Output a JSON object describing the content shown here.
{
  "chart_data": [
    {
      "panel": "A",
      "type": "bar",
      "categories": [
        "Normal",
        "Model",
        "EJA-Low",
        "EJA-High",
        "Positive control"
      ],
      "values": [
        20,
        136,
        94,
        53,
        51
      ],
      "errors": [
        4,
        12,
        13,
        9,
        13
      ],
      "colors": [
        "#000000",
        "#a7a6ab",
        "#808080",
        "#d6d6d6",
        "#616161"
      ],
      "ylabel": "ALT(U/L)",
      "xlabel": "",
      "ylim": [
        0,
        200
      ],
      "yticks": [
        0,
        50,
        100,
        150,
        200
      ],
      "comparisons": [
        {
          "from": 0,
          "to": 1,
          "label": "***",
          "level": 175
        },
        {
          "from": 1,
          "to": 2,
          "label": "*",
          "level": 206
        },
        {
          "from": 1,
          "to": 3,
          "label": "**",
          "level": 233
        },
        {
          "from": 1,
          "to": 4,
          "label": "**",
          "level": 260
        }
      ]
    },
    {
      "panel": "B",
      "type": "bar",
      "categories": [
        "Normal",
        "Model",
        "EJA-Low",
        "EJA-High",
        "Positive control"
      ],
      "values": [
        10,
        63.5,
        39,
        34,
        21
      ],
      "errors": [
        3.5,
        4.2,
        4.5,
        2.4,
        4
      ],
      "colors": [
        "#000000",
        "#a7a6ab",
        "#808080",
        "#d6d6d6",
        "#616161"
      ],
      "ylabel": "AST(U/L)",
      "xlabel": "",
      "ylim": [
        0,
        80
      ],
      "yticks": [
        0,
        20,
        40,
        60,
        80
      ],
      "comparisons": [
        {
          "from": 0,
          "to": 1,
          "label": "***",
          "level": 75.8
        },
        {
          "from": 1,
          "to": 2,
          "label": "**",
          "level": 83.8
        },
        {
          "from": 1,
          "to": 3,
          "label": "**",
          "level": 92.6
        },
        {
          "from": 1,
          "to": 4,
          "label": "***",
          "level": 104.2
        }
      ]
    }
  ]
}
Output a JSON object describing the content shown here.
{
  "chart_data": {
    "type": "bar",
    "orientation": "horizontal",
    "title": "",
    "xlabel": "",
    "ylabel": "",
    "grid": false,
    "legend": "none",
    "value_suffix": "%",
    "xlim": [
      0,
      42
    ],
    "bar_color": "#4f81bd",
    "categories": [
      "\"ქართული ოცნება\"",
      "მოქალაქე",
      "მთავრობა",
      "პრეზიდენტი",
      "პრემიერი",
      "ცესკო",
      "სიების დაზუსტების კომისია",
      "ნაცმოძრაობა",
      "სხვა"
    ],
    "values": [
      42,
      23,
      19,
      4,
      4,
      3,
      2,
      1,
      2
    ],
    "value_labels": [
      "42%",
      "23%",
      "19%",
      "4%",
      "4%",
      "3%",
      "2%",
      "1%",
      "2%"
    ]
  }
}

○ ○ ○ ○

## To do
Your task is to repeat the data exactly, with nothing left out.

## Solution to the exercise
Output a JSON object describing the content shown here.
{
  "chart_data": [
    {
      "panel": "A",
      "type": "bar",
      "categories": [
        "Normal",
        "Model",
        "EJA-Low",
        "EJA-High",
        "Positive control"
      ],
      "values": [
        20,
        136,
        94,
        53,
        51
      ],
      "errors": [
        4,
        12,
        13,
        9,
        13
      ],
      "colors": [
        "#000000",
        "#a7a6ab",
        "#808080",
        "#d6d6d6",
        "#616161"
      ],
      "ylabel": "ALT(U/L)",
      "xlabel": "",
      "ylim": [
        0,
        200
      ],
      "yticks": [
        0,
        50,
        100,
        150,
        200
      ],
      "comparisons": [
        {
          "from": 0,
          "to": 1,
          "label": "***",
          "level": 175
        },
        {
          "from": 1,
          "to": 2,
          "label": "*",
          "level": 206
        },
        {
          "from": 1,
          "to": 3,
          "label": "**",
          "level": 233
        },
        {
          "from": 1,
          "to": 4,
          "label": "**",
          "level": 260
        }
      ]
    },
    {
      "panel": "B",
      "type": "bar",
      "categories": [
        "Normal",
        "Model",
        "EJA-Low",
        "EJA-High",
        "Positive control"
      ],
      "values": [
        10,
        63.5,
        39,
        34,
        21
      ],
      "errors": [
        3.5,
        4.2,
        4.5,
        2.4,
        4
      ],
      "colors": [
        "#000000",
        "#a7a6ab",
        "#808080",
        "#d6d6d6",
        "#616161"
      ],
      "ylabel": "AST(U/L)",
      "xlabel": "",
      "ylim": [
        0,
        80
      ],
      "yticks": [
        0,
        20,
        40,
        60,
        80
      ],
      "comparisons": [
        {
          "from": 0,
          "to": 1,
          "label": "***",
          "level": 75.8
        },
        {
          "from": 1,
          "to": 2,
          "label": "**",
          "level": 83.8
        },
        {
          "from": 1,
          "to": 3,
          "label": "**",
          "level": 92.6
        },
        {
          "from": 1,
          "to": 4,
          "label": "***",
          "level": 104.2
        }
      ]
    }
  ]
}
Output a JSON object describing the content shown here.
{
  "chart_data": {
    "type": "bar",
    "orientation": "horizontal",
    "title": "",
    "xlabel": "",
    "ylabel": "",
    "grid": false,
    "legend": "none",
    "value_suffix": "%",
    "xlim": [
      0,
      42
    ],
    "bar_color": "#4f81bd",
    "categories": [
      "\"ქართული ოცნება\"",
      "მოქალაქე",
      "მთავრობა",
      "პრეზიდენტი",
      "პრემიერი",
      "ცესკო",
      "სიების დაზუსტების კომისია",
      "ნაცმოძრაობა",
      "სხვა"
    ],
    "values": [
      42,
      23,
      19,
      4,
      4,
      3,
      2,
      1,
      2
    ],
    "value_labels": [
      "42%",
      "23%",
      "19%",
      "4%",
      "4%",
      "3%",
      "2%",
      "1%",
      "2%"
    ]
  }
}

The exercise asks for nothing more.